▶
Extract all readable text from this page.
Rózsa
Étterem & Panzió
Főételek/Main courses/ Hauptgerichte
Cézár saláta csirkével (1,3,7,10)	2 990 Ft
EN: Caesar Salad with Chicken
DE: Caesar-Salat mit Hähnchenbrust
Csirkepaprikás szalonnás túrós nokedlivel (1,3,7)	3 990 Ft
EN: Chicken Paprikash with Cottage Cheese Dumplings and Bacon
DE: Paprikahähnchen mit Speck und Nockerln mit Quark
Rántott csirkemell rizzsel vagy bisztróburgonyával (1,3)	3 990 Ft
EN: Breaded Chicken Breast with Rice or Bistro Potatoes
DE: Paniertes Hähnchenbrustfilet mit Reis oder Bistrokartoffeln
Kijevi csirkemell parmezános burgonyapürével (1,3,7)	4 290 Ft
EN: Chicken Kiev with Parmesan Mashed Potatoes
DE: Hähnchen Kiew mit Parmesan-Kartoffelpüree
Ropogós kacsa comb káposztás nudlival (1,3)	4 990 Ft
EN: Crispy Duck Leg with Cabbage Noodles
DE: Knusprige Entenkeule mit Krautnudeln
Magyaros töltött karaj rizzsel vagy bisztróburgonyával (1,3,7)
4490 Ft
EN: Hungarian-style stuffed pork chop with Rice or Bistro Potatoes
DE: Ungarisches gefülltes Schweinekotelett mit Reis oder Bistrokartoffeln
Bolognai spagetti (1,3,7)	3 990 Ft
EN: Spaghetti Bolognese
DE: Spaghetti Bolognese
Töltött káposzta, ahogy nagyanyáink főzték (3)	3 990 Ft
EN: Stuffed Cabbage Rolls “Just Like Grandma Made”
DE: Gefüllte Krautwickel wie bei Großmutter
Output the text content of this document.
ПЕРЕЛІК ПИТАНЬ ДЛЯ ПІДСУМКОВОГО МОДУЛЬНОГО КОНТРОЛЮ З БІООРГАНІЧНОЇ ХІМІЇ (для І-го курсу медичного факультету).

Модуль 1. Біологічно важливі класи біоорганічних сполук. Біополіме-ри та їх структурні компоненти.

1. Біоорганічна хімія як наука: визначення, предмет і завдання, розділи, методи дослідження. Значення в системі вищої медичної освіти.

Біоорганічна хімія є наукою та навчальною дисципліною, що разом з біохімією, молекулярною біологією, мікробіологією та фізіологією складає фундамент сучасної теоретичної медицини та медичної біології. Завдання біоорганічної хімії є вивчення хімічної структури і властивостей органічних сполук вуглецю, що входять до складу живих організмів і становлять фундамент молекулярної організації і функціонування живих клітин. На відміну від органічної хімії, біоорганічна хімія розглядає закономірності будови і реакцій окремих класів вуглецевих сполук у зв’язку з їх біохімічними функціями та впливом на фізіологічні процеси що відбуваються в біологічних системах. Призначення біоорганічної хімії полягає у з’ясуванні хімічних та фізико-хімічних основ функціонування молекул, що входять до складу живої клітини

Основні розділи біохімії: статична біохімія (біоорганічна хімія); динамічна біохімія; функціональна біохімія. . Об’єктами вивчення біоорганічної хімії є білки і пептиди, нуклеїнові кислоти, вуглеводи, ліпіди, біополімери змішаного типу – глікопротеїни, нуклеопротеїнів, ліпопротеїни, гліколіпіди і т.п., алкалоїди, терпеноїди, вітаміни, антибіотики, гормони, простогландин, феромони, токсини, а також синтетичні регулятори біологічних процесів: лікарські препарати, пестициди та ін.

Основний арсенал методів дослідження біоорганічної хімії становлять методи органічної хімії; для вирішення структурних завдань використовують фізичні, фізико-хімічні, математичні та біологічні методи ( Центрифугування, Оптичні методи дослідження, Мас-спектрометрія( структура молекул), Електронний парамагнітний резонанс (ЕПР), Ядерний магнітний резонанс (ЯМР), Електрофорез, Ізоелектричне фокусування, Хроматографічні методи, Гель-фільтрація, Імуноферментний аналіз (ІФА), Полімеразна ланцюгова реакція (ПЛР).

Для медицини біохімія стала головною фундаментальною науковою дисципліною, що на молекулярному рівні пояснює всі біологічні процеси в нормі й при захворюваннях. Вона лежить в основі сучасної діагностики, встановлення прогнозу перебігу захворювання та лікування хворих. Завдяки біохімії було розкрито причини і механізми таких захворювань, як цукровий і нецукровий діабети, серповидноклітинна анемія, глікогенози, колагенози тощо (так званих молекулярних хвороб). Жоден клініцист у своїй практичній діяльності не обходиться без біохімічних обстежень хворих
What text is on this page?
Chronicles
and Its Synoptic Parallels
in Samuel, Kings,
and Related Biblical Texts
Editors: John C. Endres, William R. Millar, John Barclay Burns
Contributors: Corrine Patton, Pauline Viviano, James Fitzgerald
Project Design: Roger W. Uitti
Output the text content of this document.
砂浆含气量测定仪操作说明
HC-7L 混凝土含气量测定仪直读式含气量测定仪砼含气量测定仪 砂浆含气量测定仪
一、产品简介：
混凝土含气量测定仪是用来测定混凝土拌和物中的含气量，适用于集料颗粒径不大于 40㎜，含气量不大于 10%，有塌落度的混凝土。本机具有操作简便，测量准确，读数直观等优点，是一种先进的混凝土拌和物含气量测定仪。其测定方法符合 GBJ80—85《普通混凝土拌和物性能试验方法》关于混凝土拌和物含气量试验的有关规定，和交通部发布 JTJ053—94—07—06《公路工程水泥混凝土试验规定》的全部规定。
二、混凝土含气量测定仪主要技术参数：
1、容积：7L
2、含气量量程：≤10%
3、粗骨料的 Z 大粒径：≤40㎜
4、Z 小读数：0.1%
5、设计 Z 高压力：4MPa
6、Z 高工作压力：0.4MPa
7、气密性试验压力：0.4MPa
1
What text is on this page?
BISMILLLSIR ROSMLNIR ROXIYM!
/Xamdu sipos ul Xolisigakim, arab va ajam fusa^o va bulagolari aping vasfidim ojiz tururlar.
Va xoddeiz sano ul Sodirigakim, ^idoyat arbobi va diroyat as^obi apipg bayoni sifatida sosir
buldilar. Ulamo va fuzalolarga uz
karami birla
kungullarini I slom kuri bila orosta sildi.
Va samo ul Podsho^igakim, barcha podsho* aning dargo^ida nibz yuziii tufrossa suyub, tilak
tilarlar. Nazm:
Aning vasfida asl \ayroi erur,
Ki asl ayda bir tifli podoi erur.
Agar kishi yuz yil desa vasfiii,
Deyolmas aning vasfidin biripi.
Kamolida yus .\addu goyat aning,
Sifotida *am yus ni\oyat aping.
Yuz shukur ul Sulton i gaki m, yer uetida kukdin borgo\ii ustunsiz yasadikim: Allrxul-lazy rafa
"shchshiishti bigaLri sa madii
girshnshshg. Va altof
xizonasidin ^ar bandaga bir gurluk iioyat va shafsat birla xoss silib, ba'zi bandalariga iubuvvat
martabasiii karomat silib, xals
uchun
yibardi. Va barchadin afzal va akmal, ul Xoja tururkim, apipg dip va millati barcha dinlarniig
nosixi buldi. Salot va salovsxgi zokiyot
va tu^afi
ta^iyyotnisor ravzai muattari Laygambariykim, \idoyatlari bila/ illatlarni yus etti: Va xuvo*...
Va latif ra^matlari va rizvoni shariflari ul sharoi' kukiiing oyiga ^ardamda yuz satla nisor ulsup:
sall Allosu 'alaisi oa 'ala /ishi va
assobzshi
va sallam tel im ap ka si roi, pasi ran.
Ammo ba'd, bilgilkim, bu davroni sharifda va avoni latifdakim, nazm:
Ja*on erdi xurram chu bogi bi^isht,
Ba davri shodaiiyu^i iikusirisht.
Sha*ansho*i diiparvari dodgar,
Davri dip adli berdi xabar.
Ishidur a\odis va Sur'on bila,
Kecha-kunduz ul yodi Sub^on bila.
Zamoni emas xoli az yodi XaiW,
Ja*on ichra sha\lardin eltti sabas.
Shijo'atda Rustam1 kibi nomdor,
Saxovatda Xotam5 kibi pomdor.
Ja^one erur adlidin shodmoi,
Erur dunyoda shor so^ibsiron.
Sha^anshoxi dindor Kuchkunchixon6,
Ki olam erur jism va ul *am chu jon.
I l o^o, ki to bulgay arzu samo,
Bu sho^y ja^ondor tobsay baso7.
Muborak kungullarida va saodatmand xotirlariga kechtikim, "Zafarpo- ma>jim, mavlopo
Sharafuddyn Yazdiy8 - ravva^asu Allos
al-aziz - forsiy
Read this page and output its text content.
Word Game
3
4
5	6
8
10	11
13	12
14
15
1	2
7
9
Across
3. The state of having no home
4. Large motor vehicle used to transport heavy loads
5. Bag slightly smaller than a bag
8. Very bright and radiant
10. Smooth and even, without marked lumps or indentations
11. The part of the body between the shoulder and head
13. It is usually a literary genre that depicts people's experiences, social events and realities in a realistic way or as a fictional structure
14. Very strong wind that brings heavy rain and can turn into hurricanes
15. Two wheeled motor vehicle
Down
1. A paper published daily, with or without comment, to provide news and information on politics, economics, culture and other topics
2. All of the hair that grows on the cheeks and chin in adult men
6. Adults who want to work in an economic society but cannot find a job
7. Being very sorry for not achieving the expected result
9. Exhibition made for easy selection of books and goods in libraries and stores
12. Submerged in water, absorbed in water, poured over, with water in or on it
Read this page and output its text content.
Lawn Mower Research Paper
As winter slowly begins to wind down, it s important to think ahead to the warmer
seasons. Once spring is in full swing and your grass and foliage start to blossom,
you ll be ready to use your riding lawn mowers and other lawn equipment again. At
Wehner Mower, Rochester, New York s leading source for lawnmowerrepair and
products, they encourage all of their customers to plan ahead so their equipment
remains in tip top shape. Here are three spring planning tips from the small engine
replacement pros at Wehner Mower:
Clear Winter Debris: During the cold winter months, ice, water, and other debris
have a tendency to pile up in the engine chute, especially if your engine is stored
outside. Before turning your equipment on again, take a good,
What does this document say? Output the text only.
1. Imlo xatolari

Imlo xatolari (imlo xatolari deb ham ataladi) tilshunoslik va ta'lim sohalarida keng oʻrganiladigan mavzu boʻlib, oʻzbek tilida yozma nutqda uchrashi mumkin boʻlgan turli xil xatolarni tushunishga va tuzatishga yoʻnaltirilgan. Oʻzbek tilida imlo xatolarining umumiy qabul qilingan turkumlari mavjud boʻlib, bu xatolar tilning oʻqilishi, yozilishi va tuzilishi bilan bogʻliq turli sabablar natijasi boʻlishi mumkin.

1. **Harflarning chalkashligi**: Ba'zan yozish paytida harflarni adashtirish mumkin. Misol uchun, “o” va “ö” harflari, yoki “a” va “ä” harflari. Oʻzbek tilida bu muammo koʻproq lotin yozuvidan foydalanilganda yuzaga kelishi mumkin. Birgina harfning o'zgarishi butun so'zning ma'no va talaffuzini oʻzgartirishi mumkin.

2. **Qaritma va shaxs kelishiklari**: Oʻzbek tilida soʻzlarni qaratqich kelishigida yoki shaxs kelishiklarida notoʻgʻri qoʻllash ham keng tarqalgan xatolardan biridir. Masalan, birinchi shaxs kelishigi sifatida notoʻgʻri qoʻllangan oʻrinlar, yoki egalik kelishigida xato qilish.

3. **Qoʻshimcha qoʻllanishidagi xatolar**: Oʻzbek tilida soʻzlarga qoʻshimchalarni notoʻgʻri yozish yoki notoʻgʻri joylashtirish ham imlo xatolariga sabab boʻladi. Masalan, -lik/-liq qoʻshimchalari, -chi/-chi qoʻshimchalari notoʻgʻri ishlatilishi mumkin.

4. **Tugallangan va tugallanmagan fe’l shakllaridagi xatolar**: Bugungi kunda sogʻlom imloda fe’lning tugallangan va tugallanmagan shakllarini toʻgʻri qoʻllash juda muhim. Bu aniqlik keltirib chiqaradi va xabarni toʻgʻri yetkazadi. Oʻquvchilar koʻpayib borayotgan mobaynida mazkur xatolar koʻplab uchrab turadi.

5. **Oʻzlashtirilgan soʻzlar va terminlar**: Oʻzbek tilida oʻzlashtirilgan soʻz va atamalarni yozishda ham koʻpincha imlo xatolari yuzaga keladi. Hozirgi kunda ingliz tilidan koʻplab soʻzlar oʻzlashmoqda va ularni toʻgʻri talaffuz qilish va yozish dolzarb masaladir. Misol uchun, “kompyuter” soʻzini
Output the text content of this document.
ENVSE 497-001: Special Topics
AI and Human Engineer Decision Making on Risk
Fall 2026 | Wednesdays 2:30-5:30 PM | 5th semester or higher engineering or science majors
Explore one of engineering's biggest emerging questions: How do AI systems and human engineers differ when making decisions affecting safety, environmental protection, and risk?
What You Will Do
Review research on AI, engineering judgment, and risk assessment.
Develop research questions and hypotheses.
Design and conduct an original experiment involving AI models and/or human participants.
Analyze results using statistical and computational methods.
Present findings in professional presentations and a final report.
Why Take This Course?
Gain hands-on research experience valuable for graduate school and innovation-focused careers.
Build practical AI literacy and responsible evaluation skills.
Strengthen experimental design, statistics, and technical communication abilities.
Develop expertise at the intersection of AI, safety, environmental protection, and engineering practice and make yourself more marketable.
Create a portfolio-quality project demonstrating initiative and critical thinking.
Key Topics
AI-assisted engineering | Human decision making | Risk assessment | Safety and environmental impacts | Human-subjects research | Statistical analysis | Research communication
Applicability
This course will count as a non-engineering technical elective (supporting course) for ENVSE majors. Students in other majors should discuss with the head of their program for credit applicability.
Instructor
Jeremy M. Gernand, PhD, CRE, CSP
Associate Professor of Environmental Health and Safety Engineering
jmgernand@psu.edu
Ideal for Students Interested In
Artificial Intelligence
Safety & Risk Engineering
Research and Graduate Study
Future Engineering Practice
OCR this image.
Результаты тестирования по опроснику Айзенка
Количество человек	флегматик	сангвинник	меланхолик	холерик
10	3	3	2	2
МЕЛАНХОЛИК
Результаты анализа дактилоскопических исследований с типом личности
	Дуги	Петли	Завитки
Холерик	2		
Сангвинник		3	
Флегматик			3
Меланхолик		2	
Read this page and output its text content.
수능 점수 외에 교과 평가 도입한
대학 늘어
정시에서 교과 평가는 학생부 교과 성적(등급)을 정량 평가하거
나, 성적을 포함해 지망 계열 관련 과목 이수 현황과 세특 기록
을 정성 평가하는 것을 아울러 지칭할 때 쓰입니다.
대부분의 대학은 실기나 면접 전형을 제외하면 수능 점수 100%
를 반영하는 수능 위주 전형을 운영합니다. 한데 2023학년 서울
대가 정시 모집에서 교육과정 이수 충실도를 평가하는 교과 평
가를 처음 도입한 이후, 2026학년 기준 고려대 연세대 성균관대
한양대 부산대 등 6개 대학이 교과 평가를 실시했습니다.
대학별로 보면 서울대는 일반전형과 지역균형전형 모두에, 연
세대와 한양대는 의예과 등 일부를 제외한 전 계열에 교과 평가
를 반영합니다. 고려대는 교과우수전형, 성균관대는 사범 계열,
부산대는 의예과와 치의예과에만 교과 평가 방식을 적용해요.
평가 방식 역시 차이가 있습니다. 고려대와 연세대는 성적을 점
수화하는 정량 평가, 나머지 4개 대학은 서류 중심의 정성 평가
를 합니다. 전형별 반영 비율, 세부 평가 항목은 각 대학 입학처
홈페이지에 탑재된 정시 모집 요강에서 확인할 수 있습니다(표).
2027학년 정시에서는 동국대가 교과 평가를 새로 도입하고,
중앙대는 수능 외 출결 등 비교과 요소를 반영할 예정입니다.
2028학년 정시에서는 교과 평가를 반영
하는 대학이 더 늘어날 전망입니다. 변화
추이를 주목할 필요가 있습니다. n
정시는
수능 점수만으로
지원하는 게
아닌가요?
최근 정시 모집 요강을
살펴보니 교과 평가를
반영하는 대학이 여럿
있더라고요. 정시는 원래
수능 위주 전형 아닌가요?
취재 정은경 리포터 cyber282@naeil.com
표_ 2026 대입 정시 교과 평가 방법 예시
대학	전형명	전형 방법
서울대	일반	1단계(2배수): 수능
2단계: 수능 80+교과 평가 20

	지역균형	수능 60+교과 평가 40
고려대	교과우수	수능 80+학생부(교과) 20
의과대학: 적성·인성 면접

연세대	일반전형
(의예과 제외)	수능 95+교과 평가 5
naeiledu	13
◀
**Set exercise**: Lines that hold "koʻplab" are the ones to copy; find all of them.

**Written answer**:
4. **Tugallangan va tugallanmagan fe’l shakllaridagi xatolar**: Bugungi kunda sogʻlom imloda fe’lning tugallangan va tugallanmagan shakllarini toʻgʻri qoʻllash juda muhim. Bu aniqlik keltirib chiqaradi va xabarni toʻgʻri yetkazadi. Oʻquvchilar koʻpayib borayotgan mobaynida mazkur xatolar koʻplab uchrab turadi.
5. **Oʻzlashtirilgan soʻzlar va terminlar**: Oʻzbek tilida oʻzlashtirilgan soʻz va atamalarni yozishda ham koʻpincha imlo xatolari yuzaga keladi. Hozirgi kunda ingliz tilidan koʻplab soʻzlar oʻzlashmoqda va ularni toʻgʻri talaffuz qilish va yozish dolzarb masaladir. Misol uchun, “kompyuter” soʻzini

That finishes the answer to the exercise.